**PROBLEM TO SOLVE**
Copy each line containing the word "title" from the records that follow, please.

[Figure record listings]
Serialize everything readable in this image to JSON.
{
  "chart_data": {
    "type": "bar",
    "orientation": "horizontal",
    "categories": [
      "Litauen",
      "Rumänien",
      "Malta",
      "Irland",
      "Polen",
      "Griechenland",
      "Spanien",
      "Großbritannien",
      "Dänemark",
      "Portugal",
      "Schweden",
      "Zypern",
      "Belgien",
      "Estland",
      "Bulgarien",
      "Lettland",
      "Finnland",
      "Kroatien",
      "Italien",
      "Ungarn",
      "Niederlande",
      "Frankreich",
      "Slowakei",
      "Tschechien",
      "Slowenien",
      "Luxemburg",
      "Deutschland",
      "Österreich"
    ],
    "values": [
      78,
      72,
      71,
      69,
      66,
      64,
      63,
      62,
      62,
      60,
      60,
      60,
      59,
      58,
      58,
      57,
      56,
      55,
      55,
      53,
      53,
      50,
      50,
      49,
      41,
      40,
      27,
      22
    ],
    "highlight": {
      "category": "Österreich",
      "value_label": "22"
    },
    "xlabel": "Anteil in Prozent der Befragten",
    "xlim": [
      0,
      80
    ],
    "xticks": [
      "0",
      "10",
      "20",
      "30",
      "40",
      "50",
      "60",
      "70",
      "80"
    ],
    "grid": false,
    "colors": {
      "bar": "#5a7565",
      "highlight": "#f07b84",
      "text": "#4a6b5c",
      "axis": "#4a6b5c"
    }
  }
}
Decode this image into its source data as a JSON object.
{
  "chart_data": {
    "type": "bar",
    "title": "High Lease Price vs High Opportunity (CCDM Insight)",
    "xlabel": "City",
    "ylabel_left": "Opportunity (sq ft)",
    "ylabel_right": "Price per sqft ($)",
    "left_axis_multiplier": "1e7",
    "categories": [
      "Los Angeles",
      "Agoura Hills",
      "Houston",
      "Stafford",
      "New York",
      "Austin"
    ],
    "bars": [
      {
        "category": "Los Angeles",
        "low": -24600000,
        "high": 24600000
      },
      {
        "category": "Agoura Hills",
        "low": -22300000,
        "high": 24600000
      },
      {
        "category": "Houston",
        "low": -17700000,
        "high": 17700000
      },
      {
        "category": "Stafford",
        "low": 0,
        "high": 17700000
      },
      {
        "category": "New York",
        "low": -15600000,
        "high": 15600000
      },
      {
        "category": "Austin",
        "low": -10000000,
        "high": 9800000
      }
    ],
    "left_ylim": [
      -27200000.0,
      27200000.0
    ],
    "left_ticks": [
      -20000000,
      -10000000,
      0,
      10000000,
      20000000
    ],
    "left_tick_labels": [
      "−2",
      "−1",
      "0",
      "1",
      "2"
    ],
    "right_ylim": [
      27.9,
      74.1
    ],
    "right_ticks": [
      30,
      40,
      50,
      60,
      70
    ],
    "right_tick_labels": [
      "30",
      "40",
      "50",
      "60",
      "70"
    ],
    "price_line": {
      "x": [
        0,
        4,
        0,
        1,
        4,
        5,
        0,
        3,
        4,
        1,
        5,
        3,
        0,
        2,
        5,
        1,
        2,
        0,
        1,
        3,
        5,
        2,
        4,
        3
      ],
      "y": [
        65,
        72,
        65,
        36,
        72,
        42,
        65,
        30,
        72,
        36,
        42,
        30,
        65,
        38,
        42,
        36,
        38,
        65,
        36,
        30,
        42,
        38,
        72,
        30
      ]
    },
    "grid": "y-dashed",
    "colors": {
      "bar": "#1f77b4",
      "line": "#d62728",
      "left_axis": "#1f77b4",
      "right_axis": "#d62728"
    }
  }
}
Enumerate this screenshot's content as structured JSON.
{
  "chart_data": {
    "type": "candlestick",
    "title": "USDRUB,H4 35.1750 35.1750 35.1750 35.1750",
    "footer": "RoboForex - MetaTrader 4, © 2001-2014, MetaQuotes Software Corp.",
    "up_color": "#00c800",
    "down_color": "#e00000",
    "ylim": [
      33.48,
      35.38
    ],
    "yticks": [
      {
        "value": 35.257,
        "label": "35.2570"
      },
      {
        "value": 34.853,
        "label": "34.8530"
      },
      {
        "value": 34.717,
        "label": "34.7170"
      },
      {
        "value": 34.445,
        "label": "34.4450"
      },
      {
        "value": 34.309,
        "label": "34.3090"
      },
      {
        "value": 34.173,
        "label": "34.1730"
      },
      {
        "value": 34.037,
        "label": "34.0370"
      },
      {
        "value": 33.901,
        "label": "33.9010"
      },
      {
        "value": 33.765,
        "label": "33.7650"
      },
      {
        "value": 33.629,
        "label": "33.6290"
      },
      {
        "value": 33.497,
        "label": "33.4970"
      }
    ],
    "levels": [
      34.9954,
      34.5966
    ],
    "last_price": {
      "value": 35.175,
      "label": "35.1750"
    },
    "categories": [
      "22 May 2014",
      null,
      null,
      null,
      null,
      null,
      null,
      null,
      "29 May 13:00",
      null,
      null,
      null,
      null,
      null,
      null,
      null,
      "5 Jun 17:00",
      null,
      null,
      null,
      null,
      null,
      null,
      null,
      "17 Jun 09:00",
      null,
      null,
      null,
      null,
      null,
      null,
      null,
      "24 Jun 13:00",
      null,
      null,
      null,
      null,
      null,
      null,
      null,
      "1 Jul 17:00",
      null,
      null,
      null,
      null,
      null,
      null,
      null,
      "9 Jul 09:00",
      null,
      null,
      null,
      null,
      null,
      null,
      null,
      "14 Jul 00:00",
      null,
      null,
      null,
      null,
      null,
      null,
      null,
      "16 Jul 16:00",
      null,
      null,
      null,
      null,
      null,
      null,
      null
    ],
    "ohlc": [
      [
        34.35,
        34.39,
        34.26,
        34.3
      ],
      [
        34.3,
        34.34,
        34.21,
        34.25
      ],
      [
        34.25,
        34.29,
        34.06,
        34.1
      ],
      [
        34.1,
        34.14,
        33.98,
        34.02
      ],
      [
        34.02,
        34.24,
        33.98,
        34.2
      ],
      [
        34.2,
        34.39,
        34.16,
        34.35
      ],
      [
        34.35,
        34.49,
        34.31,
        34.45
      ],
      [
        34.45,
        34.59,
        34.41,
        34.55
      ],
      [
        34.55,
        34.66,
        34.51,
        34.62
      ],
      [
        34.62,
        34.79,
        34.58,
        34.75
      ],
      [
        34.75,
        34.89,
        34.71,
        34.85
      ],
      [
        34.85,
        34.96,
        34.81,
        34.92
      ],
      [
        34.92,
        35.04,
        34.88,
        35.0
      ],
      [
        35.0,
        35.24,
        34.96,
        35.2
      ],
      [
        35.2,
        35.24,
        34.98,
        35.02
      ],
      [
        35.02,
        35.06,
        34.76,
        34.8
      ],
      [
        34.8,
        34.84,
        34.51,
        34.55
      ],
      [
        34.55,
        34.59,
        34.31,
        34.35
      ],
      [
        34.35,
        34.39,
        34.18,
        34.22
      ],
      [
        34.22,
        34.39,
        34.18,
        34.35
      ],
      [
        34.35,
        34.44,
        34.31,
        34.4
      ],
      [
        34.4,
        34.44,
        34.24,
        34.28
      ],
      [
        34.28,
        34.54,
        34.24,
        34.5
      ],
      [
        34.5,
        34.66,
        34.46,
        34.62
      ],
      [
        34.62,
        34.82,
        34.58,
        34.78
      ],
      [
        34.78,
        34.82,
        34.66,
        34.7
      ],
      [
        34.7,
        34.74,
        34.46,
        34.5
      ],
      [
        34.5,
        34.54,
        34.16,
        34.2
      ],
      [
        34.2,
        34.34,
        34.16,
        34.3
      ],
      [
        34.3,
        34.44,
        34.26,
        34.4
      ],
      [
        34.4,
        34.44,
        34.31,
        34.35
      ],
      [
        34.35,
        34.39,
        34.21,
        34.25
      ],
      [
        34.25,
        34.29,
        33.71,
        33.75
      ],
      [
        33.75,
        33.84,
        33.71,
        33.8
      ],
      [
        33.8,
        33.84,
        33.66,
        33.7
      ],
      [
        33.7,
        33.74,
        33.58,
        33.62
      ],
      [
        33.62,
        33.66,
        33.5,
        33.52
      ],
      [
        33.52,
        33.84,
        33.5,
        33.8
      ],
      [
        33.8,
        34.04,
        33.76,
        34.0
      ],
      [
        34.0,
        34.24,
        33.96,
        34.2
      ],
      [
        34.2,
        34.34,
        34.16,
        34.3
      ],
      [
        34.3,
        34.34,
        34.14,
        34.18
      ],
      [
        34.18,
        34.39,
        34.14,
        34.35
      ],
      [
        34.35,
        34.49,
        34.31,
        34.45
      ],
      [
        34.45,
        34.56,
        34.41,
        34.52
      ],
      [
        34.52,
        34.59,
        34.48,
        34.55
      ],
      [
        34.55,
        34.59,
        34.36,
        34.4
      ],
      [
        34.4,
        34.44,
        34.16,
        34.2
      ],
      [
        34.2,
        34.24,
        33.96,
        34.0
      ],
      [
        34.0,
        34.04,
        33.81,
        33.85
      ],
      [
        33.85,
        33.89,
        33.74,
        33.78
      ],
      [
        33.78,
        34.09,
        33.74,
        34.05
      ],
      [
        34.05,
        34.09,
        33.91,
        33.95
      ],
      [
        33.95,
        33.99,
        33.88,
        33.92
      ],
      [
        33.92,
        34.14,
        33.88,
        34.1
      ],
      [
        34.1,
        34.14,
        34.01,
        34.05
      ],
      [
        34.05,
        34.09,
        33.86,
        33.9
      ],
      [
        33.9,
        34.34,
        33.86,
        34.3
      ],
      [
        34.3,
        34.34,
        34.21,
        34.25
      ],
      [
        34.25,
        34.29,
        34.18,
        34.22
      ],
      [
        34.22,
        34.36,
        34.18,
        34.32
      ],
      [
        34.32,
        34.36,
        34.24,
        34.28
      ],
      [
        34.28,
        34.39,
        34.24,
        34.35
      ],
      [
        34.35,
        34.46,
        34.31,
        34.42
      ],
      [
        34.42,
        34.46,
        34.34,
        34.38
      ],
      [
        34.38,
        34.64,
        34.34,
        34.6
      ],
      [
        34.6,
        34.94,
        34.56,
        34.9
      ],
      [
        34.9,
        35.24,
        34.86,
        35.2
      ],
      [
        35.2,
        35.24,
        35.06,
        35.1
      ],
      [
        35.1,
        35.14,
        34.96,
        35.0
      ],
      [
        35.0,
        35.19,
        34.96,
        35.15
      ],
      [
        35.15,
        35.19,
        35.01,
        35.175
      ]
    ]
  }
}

**PROBLEM SOLUTION**
    "title": "High Lease Price vs High Opportunity (CCDM Insight)",
    "title": "USDRUB,H4 35.1750 35.1750 35.1750 35.1750",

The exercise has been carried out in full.